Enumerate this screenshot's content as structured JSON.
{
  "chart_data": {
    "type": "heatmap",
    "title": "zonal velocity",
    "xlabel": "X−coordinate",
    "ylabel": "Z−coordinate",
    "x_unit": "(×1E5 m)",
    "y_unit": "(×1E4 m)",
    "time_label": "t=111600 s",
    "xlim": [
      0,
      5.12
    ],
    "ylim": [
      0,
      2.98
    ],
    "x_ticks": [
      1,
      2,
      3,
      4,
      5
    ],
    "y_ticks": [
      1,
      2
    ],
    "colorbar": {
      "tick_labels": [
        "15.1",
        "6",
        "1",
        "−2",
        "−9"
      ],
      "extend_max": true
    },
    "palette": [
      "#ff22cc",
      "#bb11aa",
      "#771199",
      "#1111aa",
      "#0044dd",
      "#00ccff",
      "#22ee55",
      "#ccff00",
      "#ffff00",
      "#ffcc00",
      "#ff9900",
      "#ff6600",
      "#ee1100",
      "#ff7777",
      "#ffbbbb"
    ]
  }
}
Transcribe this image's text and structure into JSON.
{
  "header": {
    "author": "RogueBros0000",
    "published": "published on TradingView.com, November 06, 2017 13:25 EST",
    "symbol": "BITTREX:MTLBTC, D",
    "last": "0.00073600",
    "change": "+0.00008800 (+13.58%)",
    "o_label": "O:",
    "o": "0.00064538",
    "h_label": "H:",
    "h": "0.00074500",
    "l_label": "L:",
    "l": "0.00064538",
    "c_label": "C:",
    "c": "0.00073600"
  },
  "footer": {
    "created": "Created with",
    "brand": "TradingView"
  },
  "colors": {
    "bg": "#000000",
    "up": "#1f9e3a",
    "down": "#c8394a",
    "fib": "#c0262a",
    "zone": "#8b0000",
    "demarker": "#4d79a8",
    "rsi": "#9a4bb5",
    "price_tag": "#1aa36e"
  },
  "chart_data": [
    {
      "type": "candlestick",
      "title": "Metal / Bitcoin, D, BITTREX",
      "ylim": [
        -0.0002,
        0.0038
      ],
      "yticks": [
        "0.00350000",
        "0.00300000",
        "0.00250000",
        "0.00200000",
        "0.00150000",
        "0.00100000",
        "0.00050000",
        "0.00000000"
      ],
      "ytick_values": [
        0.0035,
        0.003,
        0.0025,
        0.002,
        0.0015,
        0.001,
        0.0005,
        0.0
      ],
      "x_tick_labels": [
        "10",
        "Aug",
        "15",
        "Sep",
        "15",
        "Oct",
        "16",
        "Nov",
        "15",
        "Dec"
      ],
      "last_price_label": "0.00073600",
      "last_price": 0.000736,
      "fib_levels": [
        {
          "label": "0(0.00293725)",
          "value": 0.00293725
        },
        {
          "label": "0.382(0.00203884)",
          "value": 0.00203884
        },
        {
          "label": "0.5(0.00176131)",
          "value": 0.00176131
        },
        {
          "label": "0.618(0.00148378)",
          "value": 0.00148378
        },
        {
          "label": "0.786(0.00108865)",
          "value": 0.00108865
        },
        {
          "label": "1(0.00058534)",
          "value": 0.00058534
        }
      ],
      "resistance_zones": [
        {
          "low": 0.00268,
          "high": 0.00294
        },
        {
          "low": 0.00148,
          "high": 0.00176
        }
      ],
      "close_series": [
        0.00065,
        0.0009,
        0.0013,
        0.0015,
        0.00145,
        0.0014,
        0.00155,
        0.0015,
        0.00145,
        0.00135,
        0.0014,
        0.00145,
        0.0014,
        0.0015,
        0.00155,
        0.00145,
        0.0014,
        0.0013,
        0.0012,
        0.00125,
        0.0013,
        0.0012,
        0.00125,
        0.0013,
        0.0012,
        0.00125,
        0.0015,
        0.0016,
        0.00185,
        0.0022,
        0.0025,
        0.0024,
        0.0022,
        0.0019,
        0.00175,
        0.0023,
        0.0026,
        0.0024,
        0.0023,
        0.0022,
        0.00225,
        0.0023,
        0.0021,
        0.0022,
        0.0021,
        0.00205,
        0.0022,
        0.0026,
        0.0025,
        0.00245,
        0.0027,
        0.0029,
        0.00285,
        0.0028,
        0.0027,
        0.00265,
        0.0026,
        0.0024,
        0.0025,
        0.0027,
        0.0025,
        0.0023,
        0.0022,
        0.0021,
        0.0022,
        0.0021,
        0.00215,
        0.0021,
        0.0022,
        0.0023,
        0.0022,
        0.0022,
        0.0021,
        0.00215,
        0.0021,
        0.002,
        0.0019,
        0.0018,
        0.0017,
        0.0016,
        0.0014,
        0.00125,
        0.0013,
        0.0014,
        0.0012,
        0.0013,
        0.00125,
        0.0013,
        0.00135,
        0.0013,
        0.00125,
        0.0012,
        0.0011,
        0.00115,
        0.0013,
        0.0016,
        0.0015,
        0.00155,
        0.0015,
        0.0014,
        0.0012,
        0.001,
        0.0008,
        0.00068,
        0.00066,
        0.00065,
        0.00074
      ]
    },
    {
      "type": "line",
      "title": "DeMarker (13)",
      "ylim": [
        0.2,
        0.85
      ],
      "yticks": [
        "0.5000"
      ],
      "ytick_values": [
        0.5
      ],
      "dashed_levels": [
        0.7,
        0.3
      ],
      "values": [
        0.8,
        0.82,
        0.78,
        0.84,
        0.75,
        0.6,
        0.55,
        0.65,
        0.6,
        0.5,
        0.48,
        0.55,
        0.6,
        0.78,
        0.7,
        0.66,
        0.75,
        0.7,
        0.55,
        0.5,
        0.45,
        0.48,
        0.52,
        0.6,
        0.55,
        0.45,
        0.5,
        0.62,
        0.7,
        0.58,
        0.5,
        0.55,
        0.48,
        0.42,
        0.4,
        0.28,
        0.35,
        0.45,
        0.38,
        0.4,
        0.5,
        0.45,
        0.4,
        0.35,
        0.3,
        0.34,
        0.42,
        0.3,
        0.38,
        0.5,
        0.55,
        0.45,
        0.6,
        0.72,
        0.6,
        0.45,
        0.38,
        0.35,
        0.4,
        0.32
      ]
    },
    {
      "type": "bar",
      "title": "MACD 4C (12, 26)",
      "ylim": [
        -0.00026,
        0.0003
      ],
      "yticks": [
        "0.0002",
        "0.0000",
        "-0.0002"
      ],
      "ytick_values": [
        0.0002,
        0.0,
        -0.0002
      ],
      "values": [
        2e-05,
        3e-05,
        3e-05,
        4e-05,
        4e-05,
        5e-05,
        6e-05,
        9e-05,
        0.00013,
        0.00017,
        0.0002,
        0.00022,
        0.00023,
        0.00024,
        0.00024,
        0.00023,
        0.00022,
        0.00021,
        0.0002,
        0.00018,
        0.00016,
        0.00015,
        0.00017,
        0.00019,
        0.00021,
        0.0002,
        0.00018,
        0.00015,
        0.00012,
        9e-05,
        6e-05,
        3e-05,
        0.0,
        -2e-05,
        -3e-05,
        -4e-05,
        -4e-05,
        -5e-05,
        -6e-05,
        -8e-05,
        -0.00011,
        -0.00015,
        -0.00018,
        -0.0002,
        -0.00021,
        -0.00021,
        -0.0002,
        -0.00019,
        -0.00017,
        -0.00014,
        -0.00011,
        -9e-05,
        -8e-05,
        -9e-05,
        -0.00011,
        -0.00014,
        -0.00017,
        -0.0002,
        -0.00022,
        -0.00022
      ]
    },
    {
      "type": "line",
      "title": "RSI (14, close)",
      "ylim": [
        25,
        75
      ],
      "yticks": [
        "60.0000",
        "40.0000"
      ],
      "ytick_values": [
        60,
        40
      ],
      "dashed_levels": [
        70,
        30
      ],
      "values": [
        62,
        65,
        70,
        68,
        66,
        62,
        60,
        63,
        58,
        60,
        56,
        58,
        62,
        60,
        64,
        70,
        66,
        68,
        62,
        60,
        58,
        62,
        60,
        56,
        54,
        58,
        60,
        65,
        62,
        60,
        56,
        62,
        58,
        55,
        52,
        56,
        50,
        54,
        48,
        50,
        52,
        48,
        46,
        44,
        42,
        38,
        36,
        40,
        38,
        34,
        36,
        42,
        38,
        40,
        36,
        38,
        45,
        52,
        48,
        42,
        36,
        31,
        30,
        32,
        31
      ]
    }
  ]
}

AIM OF THE EXERCISE:
Select every line in the records above that contains the word "title".

FINAL RESULT:
    "title": "zonal velocity",
      "title": "Metal / Bitcoin, D, BITTREX",
      "title": "DeMarker (13)",
      "title": "MACD 4C (12, 26)",
      "title": "RSI (14, close)",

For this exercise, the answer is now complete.